What is expected — Copy out the entries below in full and exactly.

##### Supplied material #####

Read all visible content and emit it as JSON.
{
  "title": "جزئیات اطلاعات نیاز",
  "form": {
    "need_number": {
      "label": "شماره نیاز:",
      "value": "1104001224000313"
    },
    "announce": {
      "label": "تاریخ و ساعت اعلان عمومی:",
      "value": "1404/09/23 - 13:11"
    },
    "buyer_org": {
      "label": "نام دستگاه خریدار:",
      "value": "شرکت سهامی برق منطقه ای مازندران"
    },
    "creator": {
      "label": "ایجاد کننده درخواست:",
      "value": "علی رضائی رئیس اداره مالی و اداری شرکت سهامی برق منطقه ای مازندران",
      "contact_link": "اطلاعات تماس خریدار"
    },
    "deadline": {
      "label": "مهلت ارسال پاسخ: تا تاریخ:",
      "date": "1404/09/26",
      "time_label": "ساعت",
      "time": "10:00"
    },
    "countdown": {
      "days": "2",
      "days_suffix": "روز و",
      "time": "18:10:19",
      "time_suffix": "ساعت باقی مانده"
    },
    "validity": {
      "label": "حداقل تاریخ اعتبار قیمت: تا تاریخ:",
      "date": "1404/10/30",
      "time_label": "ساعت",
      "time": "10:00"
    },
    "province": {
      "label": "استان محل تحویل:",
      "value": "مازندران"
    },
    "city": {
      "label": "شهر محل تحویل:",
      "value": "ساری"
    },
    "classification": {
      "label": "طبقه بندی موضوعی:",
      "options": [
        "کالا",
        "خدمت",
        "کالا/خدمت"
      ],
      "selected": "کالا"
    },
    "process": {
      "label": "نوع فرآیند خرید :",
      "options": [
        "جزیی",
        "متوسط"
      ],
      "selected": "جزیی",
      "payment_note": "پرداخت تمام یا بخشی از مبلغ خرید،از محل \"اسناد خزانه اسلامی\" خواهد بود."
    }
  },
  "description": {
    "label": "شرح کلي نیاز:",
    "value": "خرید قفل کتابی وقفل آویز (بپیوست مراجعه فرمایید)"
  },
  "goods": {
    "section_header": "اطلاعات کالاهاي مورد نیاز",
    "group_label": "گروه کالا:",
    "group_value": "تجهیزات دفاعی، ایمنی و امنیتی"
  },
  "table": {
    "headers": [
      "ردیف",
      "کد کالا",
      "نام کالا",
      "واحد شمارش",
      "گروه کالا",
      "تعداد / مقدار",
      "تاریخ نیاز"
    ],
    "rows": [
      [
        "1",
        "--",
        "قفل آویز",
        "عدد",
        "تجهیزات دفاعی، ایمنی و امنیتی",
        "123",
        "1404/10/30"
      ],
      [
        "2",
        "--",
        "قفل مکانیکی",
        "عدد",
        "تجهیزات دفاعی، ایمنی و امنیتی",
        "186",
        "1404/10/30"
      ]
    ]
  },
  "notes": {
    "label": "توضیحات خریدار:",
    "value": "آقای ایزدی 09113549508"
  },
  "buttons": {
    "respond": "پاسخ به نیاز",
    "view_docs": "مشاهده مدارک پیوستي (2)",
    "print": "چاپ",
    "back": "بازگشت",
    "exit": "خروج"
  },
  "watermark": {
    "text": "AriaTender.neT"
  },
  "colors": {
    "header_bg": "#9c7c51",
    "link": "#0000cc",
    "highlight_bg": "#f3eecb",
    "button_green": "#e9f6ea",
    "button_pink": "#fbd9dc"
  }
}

#####

Solution —
Read all visible content and emit it as JSON.
{
  "title": "جزئیات اطلاعات نیاز",
  "form": {
    "need_number": {
      "label": "شماره نیاز:",
      "value": "1104001224000313"
    },
    "announce": {
      "label": "تاریخ و ساعت اعلان عمومی:",
      "value": "1404/09/23 - 13:11"
    },
    "buyer_org": {
      "label": "نام دستگاه خریدار:",
      "value": "شرکت سهامی برق منطقه ای مازندران"
    },
    "creator": {
      "label": "ایجاد کننده درخواست:",
      "value": "علی رضائی رئیس اداره مالی و اداری شرکت سهامی برق منطقه ای مازندران",
      "contact_link": "اطلاعات تماس خریدار"
    },
    "deadline": {
      "label": "مهلت ارسال پاسخ: تا تاریخ:",
      "date": "1404/09/26",
      "time_label": "ساعت",
      "time": "10:00"
    },
    "countdown": {
      "days": "2",
      "days_suffix": "روز و",
      "time": "18:10:19",
      "time_suffix": "ساعت باقی مانده"
    },
    "validity": {
      "label": "حداقل تاریخ اعتبار قیمت: تا تاریخ:",
      "date": "1404/10/30",
      "time_label": "ساعت",
      "time": "10:00"
    },
    "province": {
      "label": "استان محل تحویل:",
      "value": "مازندران"
    },
    "city": {
      "label": "شهر محل تحویل:",
      "value": "ساری"
    },
    "classification": {
      "label": "طبقه بندی موضوعی:",
      "options": [
        "کالا",
        "خدمت",
        "کالا/خدمت"
      ],
      "selected": "کالا"
    },
    "process": {
      "label": "نوع فرآیند خرید :",
      "options": [
        "جزیی",
        "متوسط"
      ],
      "selected": "جزیی",
      "payment_note": "پرداخت تمام یا بخشی از مبلغ خرید،از محل \"اسناد خزانه اسلامی\" خواهد بود."
    }
  },
  "description": {
    "label": "شرح کلي نیاز:",
    "value": "خرید قفل کتابی وقفل آویز (بپیوست مراجعه فرمایید)"
  },
  "goods": {
    "section_header": "اطلاعات کالاهاي مورد نیاز",
    "group_label": "گروه کالا:",
    "group_value": "تجهیزات دفاعی، ایمنی و امنیتی"
  },
  "table": {
    "headers": [
      "ردیف",
      "کد کالا",
      "نام کالا",
      "واحد شمارش",
      "گروه کالا",
      "تعداد / مقدار",
      "تاریخ نیاز"
    ],
    "rows": [
      [
        "1",
        "--",
        "قفل آویز",
        "عدد",
        "تجهیزات دفاعی، ایمنی و امنیتی",
        "123",
        "1404/10/30"
      ],
      [
        "2",
        "--",
        "قفل مکانیکی",
        "عدد",
        "تجهیزات دفاعی، ایمنی و امنیتی",
        "186",
        "1404/10/30"
      ]
    ]
  },
  "notes": {
    "label": "توضیحات خریدار:",
    "value": "آقای ایزدی 09113549508"
  },
  "buttons": {
    "respond": "پاسخ به نیاز",
    "view_docs": "مشاهده مدارک پیوستي (2)",
    "print": "چاپ",
    "back": "بازگشت",
    "exit": "خروج"
  },
  "watermark": {
    "text": "AriaTender.neT"
  },
  "colors": {
    "header_bg": "#9c7c51",
    "link": "#0000cc",
    "highlight_bg": "#f3eecb",
    "button_green": "#e9f6ea",
    "button_pink": "#fbd9dc"
  }
}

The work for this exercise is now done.